- _Aim_
Pick out each line of the records in which the word "text" appears.

- _Stored rows_
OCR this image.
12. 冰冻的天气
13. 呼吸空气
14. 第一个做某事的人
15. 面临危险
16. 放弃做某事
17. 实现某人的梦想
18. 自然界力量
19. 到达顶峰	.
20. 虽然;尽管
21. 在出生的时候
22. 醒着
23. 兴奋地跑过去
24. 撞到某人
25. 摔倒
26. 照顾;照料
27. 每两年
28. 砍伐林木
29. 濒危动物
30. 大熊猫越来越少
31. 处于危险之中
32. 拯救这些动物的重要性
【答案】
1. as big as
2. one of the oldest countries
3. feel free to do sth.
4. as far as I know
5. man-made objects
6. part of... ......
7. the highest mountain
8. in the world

--

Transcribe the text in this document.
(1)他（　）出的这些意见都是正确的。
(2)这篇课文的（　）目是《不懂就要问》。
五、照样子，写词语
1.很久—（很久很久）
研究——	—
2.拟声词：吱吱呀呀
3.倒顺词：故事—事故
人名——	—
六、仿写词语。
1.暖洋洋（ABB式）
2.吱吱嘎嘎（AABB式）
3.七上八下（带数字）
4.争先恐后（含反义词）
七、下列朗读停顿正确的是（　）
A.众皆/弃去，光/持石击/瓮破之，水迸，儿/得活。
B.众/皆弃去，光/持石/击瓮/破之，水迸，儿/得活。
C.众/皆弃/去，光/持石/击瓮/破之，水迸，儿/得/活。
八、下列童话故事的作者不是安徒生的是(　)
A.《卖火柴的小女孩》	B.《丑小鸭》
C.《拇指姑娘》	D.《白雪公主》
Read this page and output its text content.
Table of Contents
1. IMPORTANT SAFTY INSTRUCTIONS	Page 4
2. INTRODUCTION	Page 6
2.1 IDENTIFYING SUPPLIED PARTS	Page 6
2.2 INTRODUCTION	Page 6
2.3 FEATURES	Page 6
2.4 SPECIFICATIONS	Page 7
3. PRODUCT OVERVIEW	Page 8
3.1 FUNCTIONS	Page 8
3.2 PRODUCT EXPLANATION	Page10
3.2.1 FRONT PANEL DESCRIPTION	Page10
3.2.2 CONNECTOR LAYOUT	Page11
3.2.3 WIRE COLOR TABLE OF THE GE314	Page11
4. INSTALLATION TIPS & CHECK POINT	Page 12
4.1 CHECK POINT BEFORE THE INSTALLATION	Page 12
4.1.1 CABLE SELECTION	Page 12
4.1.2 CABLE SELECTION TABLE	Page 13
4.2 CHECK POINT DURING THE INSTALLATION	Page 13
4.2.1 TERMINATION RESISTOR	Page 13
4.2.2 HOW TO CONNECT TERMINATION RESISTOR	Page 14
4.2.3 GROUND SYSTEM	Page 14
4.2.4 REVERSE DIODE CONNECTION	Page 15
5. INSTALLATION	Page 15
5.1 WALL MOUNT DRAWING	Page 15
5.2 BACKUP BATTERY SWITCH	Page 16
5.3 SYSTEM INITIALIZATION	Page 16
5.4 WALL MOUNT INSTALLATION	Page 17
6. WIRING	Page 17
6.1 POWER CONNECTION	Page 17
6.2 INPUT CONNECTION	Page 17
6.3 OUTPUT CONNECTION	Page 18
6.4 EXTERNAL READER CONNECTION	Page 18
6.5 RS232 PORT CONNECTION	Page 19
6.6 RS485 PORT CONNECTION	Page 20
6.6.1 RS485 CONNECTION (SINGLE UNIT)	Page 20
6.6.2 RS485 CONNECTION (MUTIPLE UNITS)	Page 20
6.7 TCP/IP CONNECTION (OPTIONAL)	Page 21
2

* * *

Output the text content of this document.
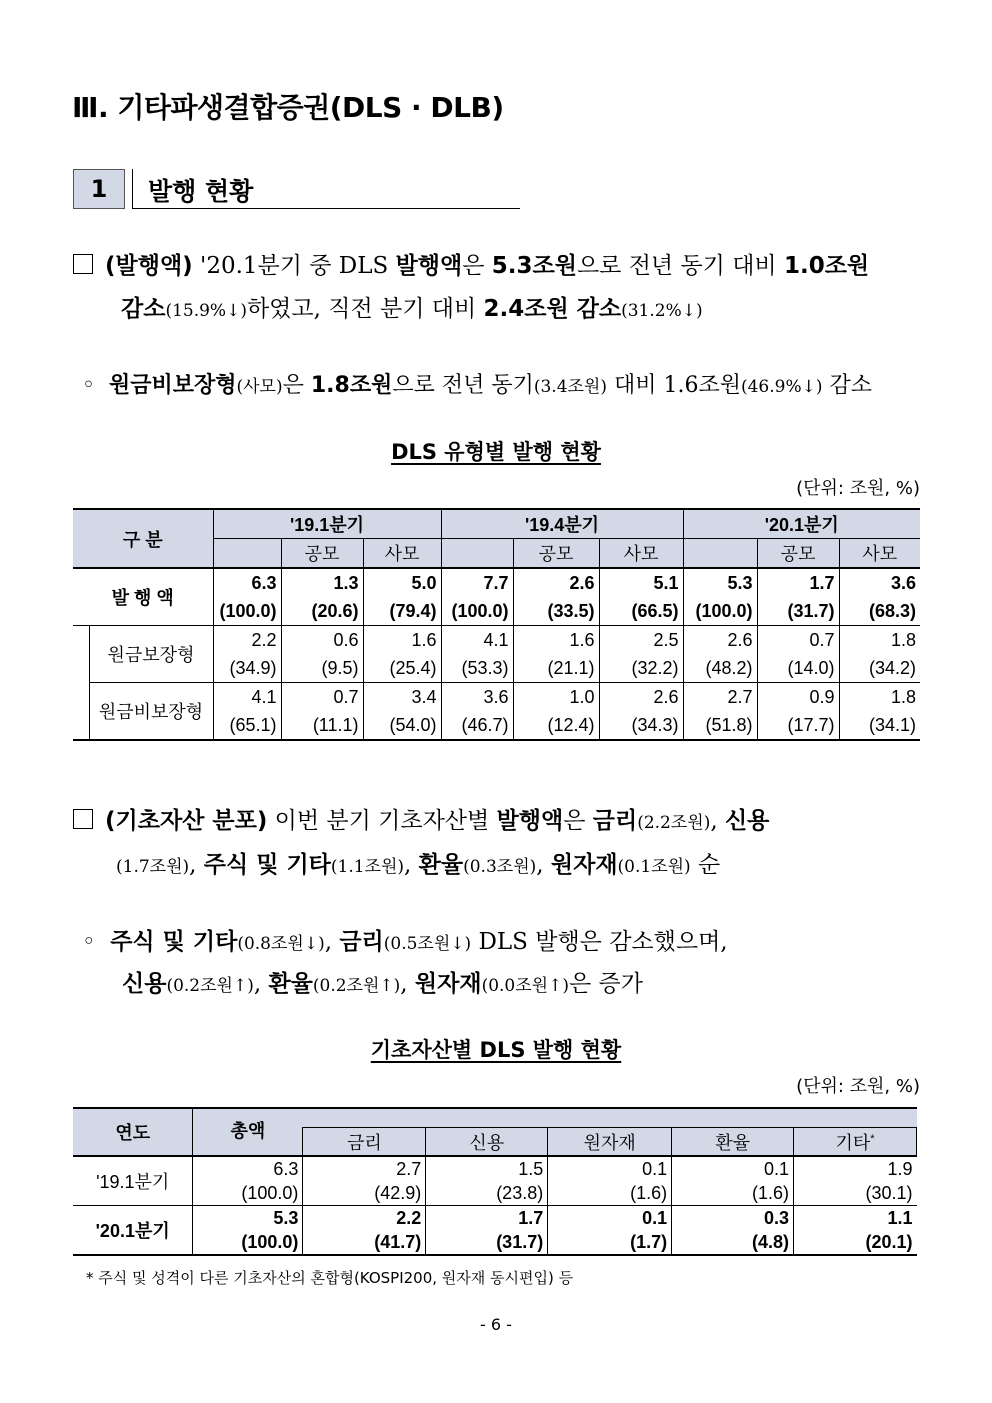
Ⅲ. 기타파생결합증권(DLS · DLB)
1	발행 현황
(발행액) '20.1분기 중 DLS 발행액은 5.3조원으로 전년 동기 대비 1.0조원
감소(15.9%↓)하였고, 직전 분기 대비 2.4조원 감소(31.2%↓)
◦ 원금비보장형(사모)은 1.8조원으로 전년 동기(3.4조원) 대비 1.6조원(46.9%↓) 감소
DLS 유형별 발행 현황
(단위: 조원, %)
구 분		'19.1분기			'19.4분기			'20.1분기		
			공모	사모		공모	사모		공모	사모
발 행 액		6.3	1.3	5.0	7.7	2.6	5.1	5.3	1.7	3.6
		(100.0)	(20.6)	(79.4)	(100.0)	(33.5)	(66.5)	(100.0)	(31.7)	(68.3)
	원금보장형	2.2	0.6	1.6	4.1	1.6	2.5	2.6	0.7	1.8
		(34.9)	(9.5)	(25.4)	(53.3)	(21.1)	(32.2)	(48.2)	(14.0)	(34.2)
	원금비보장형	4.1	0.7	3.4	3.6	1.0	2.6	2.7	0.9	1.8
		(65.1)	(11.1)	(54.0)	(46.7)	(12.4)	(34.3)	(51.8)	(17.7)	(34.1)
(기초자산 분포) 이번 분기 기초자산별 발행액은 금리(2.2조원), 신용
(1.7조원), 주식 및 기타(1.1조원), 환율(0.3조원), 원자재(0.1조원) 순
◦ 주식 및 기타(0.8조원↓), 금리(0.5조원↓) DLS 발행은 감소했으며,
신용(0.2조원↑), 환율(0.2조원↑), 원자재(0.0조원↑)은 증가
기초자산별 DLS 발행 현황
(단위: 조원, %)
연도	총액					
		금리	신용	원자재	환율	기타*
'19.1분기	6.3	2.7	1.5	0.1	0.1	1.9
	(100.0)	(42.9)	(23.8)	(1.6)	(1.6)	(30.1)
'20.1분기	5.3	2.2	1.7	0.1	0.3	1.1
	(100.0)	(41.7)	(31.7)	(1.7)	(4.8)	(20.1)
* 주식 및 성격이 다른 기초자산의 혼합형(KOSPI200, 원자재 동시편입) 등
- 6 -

- _Answer to the problem_
Transcribe the text in this document.
Read this page and output its text content.
Output the text content of this document.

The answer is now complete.